What follows is a set of records, each of which is to be written out exactly.

___ ENTRIES ___

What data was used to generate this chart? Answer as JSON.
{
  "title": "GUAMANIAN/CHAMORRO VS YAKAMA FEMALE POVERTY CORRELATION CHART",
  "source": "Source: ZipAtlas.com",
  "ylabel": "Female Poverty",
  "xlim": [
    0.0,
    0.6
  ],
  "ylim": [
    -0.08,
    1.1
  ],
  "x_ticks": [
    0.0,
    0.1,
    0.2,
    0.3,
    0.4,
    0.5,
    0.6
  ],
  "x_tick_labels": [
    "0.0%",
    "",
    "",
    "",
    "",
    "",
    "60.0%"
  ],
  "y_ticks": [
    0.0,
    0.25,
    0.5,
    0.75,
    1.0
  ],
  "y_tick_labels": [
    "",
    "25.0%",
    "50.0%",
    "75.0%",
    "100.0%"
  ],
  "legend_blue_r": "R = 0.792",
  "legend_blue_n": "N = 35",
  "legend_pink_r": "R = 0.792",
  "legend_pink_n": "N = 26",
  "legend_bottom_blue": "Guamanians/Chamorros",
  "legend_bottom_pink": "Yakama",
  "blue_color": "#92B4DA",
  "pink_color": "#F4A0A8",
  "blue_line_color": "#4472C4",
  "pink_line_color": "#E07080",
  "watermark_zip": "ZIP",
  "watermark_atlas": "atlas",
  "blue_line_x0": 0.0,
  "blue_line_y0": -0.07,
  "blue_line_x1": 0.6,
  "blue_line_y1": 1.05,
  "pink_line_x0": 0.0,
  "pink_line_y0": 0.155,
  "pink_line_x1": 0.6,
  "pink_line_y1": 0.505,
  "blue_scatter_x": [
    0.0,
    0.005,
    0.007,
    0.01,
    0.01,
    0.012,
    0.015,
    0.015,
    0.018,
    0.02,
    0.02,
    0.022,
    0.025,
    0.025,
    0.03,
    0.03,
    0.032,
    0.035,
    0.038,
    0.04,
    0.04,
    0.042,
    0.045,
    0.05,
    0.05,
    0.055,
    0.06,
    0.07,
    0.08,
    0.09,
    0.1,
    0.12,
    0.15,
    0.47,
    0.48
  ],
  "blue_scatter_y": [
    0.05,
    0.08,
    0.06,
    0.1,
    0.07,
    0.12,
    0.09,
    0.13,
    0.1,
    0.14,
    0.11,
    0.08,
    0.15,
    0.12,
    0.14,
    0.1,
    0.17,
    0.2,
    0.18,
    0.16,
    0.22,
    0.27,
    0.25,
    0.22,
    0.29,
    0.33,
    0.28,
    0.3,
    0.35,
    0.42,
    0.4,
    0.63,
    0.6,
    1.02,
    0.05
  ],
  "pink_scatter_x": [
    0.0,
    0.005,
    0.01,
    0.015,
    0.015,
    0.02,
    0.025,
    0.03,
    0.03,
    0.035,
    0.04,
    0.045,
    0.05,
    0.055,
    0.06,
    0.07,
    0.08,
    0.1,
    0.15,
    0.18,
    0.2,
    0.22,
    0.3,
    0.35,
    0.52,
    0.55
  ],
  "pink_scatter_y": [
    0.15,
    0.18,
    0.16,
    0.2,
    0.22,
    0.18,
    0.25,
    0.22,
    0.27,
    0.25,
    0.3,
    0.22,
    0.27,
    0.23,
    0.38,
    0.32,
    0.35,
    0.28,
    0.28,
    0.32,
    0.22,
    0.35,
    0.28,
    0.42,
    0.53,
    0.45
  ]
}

___

» **SOLUTION TO THE EXERCISE**
What data was used to generate this chart? Answer as JSON.
{
  "title": "GUAMANIAN/CHAMORRO VS YAKAMA FEMALE POVERTY CORRELATION CHART",
  "source": "Source: ZipAtlas.com",
  "ylabel": "Female Poverty",
  "xlim": [
    0.0,
    0.6
  ],
  "ylim": [
    -0.08,
    1.1
  ],
  "x_ticks": [
    0.0,
    0.1,
    0.2,
    0.3,
    0.4,
    0.5,
    0.6
  ],
  "x_tick_labels": [
    "0.0%",
    "",
    "",
    "",
    "",
    "",
    "60.0%"
  ],
  "y_ticks": [
    0.0,
    0.25,
    0.5,
    0.75,
    1.0
  ],
  "y_tick_labels": [
    "",
    "25.0%",
    "50.0%",
    "75.0%",
    "100.0%"
  ],
  "legend_blue_r": "R = 0.792",
  "legend_blue_n": "N = 35",
  "legend_pink_r": "R = 0.792",
  "legend_pink_n": "N = 26",
  "legend_bottom_blue": "Guamanians/Chamorros",
  "legend_bottom_pink": "Yakama",
  "blue_color": "#92B4DA",
  "pink_color": "#F4A0A8",
  "blue_line_color": "#4472C4",
  "pink_line_color": "#E07080",
  "watermark_zip": "ZIP",
  "watermark_atlas": "atlas",
  "blue_line_x0": 0.0,
  "blue_line_y0": -0.07,
  "blue_line_x1": 0.6,
  "blue_line_y1": 1.05,
  "pink_line_x0": 0.0,
  "pink_line_y0": 0.155,
  "pink_line_x1": 0.6,
  "pink_line_y1": 0.505,
  "blue_scatter_x": [
    0.0,
    0.005,
    0.007,
    0.01,
    0.01,
    0.012,
    0.015,
    0.015,
    0.018,
    0.02,
    0.02,
    0.022,
    0.025,
    0.025,
    0.03,
    0.03,
    0.032,
    0.035,
    0.038,
    0.04,
    0.04,
    0.042,
    0.045,
    0.05,
    0.05,
    0.055,
    0.06,
    0.07,
    0.08,
    0.09,
    0.1,
    0.12,
    0.15,
    0.47,
    0.48
  ],
  "blue_scatter_y": [
    0.05,
    0.08,
    0.06,
    0.1,
    0.07,
    0.12,
    0.09,
    0.13,
    0.1,
    0.14,
    0.11,
    0.08,
    0.15,
    0.12,
    0.14,
    0.1,
    0.17,
    0.2,
    0.18,
    0.16,
    0.22,
    0.27,
    0.25,
    0.22,
    0.29,
    0.33,
    0.28,
    0.3,
    0.35,
    0.42,
    0.4,
    0.63,
    0.6,
    1.02,
    0.05
  ],
  "pink_scatter_x": [
    0.0,
    0.005,
    0.01,
    0.015,
    0.015,
    0.02,
    0.025,
    0.03,
    0.03,
    0.035,
    0.04,
    0.045,
    0.05,
    0.055,
    0.06,
    0.07,
    0.08,
    0.1,
    0.15,
    0.18,
    0.2,
    0.22,
    0.3,
    0.35,
    0.52,
    0.55
  ],
  "pink_scatter_y": [
    0.15,
    0.18,
    0.16,
    0.2,
    0.22,
    0.18,
    0.25,
    0.22,
    0.27,
    0.25,
    0.3,
    0.22,
    0.27,
    0.23,
    0.38,
    0.32,
    0.35,
    0.28,
    0.28,
    0.32,
    0.22,
    0.35,
    0.28,
    0.42,
    0.53,
    0.45
  ]
}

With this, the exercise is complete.